WHAT IS REQUIRED:
Write out each entry, exactly the way it appears.

TASK DATA:

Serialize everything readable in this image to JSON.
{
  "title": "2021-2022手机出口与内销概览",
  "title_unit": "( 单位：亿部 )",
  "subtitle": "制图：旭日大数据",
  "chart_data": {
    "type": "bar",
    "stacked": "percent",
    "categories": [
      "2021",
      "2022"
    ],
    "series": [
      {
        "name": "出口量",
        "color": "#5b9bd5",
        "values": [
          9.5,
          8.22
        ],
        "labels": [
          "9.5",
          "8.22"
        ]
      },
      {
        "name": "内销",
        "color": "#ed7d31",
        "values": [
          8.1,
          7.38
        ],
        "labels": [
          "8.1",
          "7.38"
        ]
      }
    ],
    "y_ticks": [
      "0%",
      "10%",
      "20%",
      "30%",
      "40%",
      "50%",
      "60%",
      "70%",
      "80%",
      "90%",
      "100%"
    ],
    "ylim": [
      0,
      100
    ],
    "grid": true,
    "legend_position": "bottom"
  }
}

SOLUTION BELOW:
Serialize everything readable in this image to JSON.
{
  "title": "2021-2022手机出口与内销概览",
  "title_unit": "( 单位：亿部 )",
  "subtitle": "制图：旭日大数据",
  "chart_data": {
    "type": "bar",
    "stacked": "percent",
    "categories": [
      "2021",
      "2022"
    ],
    "series": [
      {
        "name": "出口量",
        "color": "#5b9bd5",
        "values": [
          9.5,
          8.22
        ],
        "labels": [
          "9.5",
          "8.22"
        ]
      },
      {
        "name": "内销",
        "color": "#ed7d31",
        "values": [
          8.1,
          7.38
        ],
        "labels": [
          "8.1",
          "7.38"
        ]
      }
    ],
    "y_ticks": [
      "0%",
      "10%",
      "20%",
      "30%",
      "40%",
      "50%",
      "60%",
      "70%",
      "80%",
      "90%",
      "100%"
    ],
    "ylim": [
      0,
      100
    ],
    "grid": true,
    "legend_position": "bottom"
  }
}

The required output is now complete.